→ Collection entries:
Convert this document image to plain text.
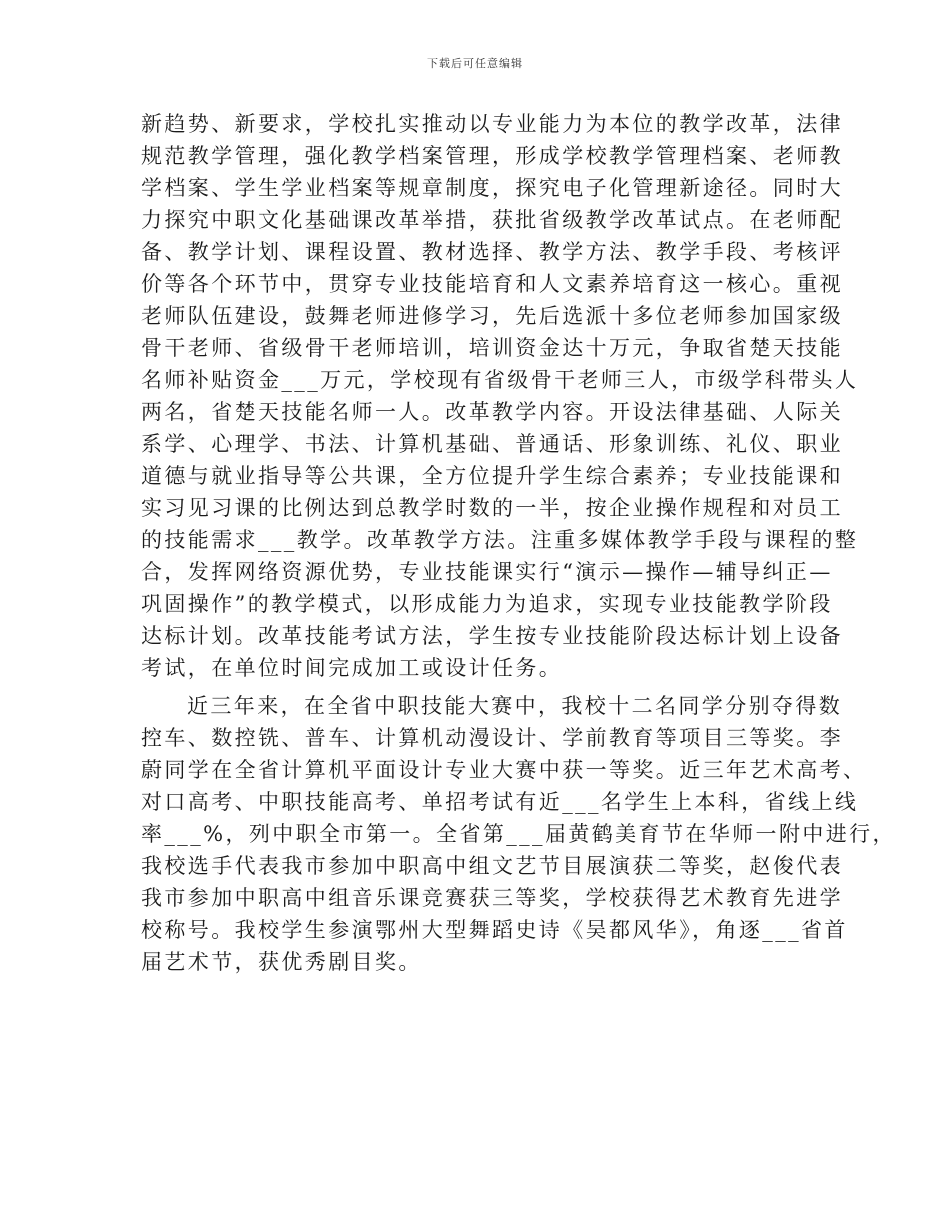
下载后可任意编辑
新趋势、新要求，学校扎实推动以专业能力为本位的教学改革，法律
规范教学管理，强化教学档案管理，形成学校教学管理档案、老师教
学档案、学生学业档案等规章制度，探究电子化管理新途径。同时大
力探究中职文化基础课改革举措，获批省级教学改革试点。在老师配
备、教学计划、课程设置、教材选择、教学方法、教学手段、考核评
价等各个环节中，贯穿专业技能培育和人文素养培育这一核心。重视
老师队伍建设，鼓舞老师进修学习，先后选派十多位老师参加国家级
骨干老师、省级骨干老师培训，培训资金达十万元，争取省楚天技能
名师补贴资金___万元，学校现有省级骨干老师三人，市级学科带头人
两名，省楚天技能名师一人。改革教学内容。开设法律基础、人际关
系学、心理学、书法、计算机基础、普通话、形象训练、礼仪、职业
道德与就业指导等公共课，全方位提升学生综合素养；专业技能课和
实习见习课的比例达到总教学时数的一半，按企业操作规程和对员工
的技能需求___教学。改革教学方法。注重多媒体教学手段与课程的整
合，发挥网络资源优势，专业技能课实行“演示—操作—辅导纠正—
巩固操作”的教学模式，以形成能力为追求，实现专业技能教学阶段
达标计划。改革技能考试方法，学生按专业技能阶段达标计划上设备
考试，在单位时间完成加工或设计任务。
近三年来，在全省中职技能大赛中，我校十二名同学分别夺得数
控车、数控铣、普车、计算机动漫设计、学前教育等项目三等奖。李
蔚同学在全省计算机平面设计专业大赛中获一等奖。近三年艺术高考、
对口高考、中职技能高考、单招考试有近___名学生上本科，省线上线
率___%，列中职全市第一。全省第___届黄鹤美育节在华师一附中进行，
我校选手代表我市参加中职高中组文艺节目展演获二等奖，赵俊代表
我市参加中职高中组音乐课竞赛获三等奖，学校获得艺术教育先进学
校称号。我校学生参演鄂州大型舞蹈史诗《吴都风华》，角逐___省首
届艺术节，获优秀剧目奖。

→ Aim:
Leave the pictures out and copy the rest of the data exactly.

→ The answer:
Convert this document image to plain text.
下载后可任意编辑
新趋势、新要求，学校扎实推动以专业能力为本位的教学改革，法律
规范教学管理，强化教学档案管理，形成学校教学管理档案、老师教
学档案、学生学业档案等规章制度，探究电子化管理新途径。同时大
力探究中职文化基础课改革举措，获批省级教学改革试点。在老师配
备、教学计划、课程设置、教材选择、教学方法、教学手段、考核评
价等各个环节中，贯穿专业技能培育和人文素养培育这一核心。重视
老师队伍建设，鼓舞老师进修学习，先后选派十多位老师参加国家级
骨干老师、省级骨干老师培训，培训资金达十万元，争取省楚天技能
名师补贴资金___万元，学校现有省级骨干老师三人，市级学科带头人
两名，省楚天技能名师一人。改革教学内容。开设法律基础、人际关
系学、心理学、书法、计算机基础、普通话、形象训练、礼仪、职业
道德与就业指导等公共课，全方位提升学生综合素养；专业技能课和
实习见习课的比例达到总教学时数的一半，按企业操作规程和对员工
的技能需求___教学。改革教学方法。注重多媒体教学手段与课程的整
合，发挥网络资源优势，专业技能课实行“演示—操作—辅导纠正—
巩固操作”的教学模式，以形成能力为追求，实现专业技能教学阶段
达标计划。改革技能考试方法，学生按专业技能阶段达标计划上设备
考试，在单位时间完成加工或设计任务。
近三年来，在全省中职技能大赛中，我校十二名同学分别夺得数
控车、数控铣、普车、计算机动漫设计、学前教育等项目三等奖。李
蔚同学在全省计算机平面设计专业大赛中获一等奖。近三年艺术高考、
对口高考、中职技能高考、单招考试有近___名学生上本科，省线上线
率___%，列中职全市第一。全省第___届黄鹤美育节在华师一附中进行，
我校选手代表我市参加中职高中组文艺节目展演获二等奖，赵俊代表
我市参加中职高中组音乐课竞赛获三等奖，学校获得艺术教育先进学
校称号。我校学生参演鄂州大型舞蹈史诗《吴都风华》，角逐___省首
届艺术节，获优秀剧目奖。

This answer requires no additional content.